SEGMENTO DEL DOCUMENTO:
╔══
Fauna & Flora ha sollevato per la prima volta preoccupazioni sull’estrazione mineraria oceanica in un rapporto del 2020. Da allora, gli scienziati hanno intensificato i loro studi sulle zone di acque profonde e hanno evidenziato ulteriori pericoli posti dall’attività mineraria in quelle zone. Questi costituiscono il fulcro del rapporto dell’organizzazione. “Negli ultimi due anni è diventato sempre più chiaro che, a parte altri pericoli, l’estrazione mineraria in acque profonde rappresenta una minaccia particolare per il clima”, ha affermato Catherine Weller, direttore della politica globale di Fauna & Flora.
“Il mare profondo detiene vaste riserve di carbonio che potrebbero essere completamente interrotte dall’estrazione mineraria sulla scala proposta e aggravare la crisi globale che stiamo vivendo a causa dell’aumento dei livelli di gas serra”.
Recenti ricerche hanno anche sottolineato che la nostra conoscenza e comprensione della biodiversità è tristemente incompleta. “Ogni volta che viene lanciata una spedizione per raccogliere specie, scopriamo che tra il 70% e il 90% di esse sono nuove per la scienza”, ha affermato Benbow. “Non si tratta solo di nuove specie, ma di interi generi di piante e creature di cui prima non sapevamo nulla”.
╚══
DATI DI ORIGINE:
╔══
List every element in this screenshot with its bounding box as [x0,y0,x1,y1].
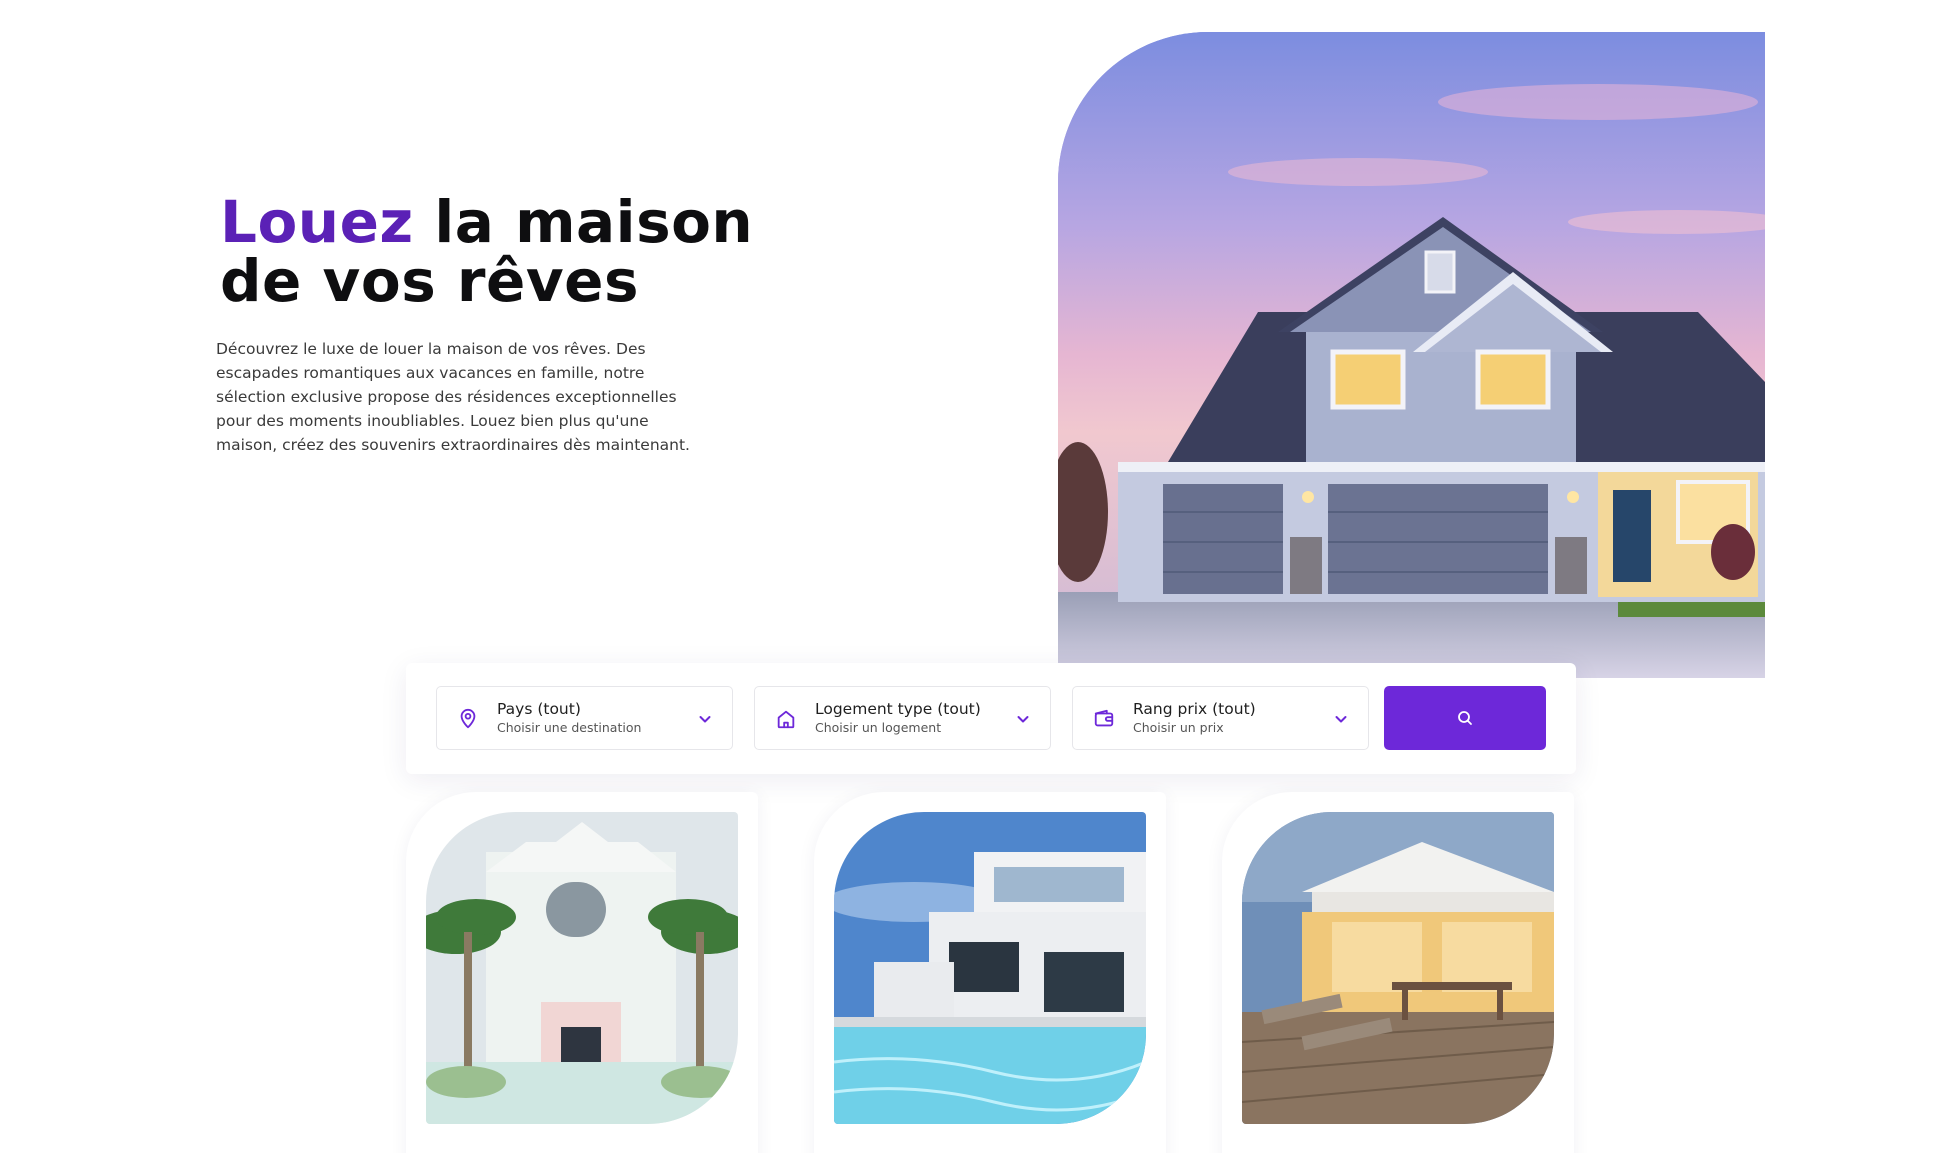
╚══
COMPITO DA SVOLGERE:
Riporta il brano sull'estrazione mineraria in acque profonde cominciando da "Fauna & Flora ha" e terminando con "Fauna & Flora.", cambiando "rapporto" in "dossier". I dati sono materiale a sé, distinto dal brano sull'estrazione mineraria in acque profonde.

RISPOSTA AL COMPITO:
Fauna & Flora ha sollevato per la prima volta preoccupazioni sull’estrazione mineraria oceanica in un dossier del 2020. Da allora, gli scienziati hanno intensificato i loro studi sulle zone di acque profonde e hanno evidenziato ulteriori pericoli posti dall’attività mineraria in quelle zone. Questi costituiscono il fulcro del dossier dell’organizzazione. “Negli ultimi due anni è diventato sempre più chiaro che, a parte altri pericoli, l’estrazione mineraria in acque profonde rappresenta una minaccia particolare per il clima”, ha affermato Catherine Weller, direttore della politica globale di Fauna & Flora.